Structured figure records:
——

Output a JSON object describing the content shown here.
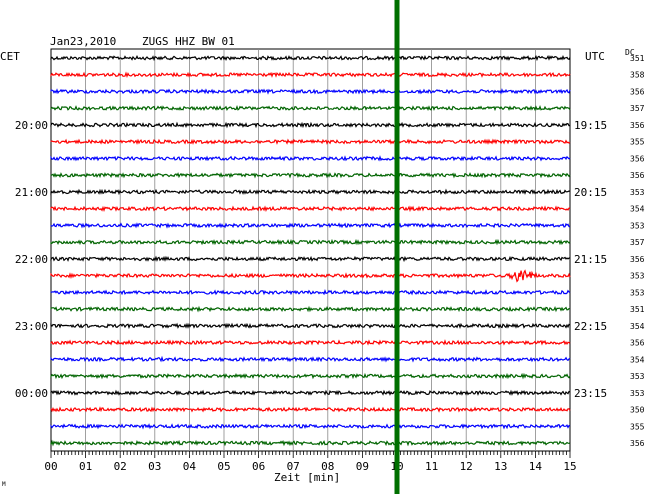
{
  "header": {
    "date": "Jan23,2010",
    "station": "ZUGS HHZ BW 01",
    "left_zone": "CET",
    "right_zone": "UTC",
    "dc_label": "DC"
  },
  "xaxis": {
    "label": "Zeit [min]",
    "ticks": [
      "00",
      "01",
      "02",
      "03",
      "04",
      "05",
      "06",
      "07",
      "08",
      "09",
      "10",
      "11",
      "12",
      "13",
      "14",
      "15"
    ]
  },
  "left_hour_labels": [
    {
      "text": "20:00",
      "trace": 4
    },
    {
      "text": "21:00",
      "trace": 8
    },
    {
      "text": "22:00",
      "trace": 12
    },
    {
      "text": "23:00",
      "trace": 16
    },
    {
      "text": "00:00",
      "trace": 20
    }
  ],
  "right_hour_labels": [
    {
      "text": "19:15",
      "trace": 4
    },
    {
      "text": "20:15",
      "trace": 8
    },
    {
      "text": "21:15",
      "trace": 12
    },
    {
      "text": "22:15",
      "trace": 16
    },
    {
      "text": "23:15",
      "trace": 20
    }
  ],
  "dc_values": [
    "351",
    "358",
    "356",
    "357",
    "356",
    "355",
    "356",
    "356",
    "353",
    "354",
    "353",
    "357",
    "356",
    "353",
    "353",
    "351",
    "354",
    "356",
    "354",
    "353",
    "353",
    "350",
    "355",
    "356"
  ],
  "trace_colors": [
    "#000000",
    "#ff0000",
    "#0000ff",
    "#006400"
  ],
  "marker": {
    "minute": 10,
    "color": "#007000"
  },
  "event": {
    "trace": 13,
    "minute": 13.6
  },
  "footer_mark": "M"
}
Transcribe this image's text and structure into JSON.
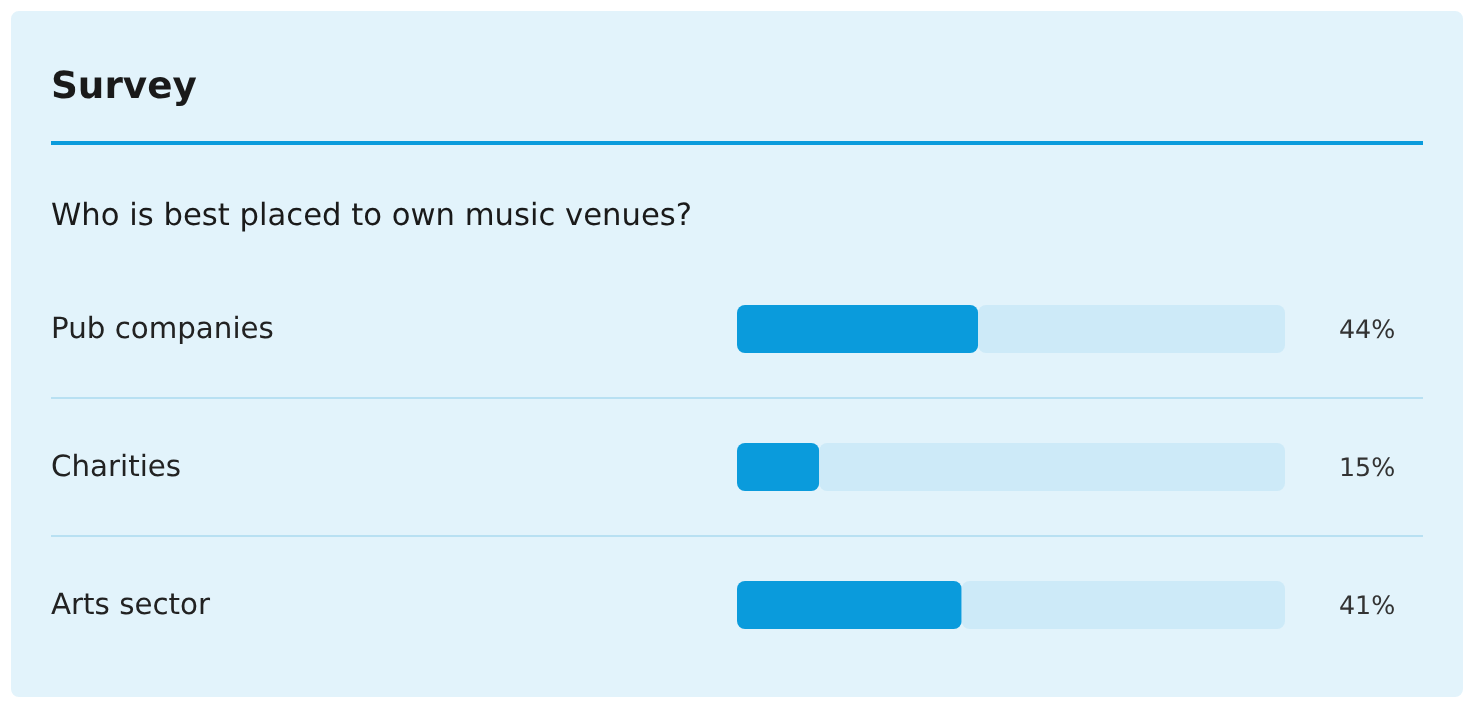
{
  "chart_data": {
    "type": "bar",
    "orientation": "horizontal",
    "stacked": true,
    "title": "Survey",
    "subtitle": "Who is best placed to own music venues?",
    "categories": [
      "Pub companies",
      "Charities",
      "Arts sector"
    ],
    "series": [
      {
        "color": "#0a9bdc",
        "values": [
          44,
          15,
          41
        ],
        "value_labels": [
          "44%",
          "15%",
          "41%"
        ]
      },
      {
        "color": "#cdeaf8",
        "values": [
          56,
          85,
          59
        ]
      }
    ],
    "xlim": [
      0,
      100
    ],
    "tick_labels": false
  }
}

——

Exercise prompt:
Repeat the data above exactly, but not the pictures.

Output:
Output a JSON object describing the content shown here.
{
  "header": {
    "date": "Jan23,2010",
    "station": "ZUGS HHZ BW 01",
    "left_zone": "CET",
    "right_zone": "UTC",
    "dc_label": "DC"
  },
  "xaxis": {
    "label": "Zeit [min]",
    "ticks": [
      "00",
      "01",
      "02",
      "03",
      "04",
      "05",
      "06",
      "07",
      "08",
      "09",
      "10",
      "11",
      "12",
      "13",
      "14",
      "15"
    ]
  },
  "left_hour_labels": [
    {
      "text": "20:00",
      "trace": 4
    },
    {
      "text": "21:00",
      "trace": 8
    },
    {
      "text": "22:00",
      "trace": 12
    },
    {
      "text": "23:00",
      "trace": 16
    },
    {
      "text": "00:00",
      "trace": 20
    }
  ],
  "right_hour_labels": [
    {
      "text": "19:15",
      "trace": 4
    },
    {
      "text": "20:15",
      "trace": 8
    },
    {
      "text": "21:15",
      "trace": 12
    },
    {
      "text": "22:15",
      "trace": 16
    },
    {
      "text": "23:15",
      "trace": 20
    }
  ],
  "dc_values": [
    "351",
    "358",
    "356",
    "357",
    "356",
    "355",
    "356",
    "356",
    "353",
    "354",
    "353",
    "357",
    "356",
    "353",
    "353",
    "351",
    "354",
    "356",
    "354",
    "353",
    "353",
    "350",
    "355",
    "356"
  ],
  "trace_colors": [
    "#000000",
    "#ff0000",
    "#0000ff",
    "#006400"
  ],
  "marker": {
    "minute": 10,
    "color": "#007000"
  },
  "event": {
    "trace": 13,
    "minute": 13.6
  },
  "footer_mark": "M"
}
Transcribe this image's text and structure into JSON.
{
  "chart_data": {
    "type": "bar",
    "orientation": "horizontal",
    "stacked": true,
    "title": "Survey",
    "subtitle": "Who is best placed to own music venues?",
    "categories": [
      "Pub companies",
      "Charities",
      "Arts sector"
    ],
    "series": [
      {
        "color": "#0a9bdc",
        "values": [
          44,
          15,
          41
        ],
        "value_labels": [
          "44%",
          "15%",
          "41%"
        ]
      },
      {
        "color": "#cdeaf8",
        "values": [
          56,
          85,
          59
        ]
      }
    ],
    "xlim": [
      0,
      100
    ],
    "tick_labels": false
  }
}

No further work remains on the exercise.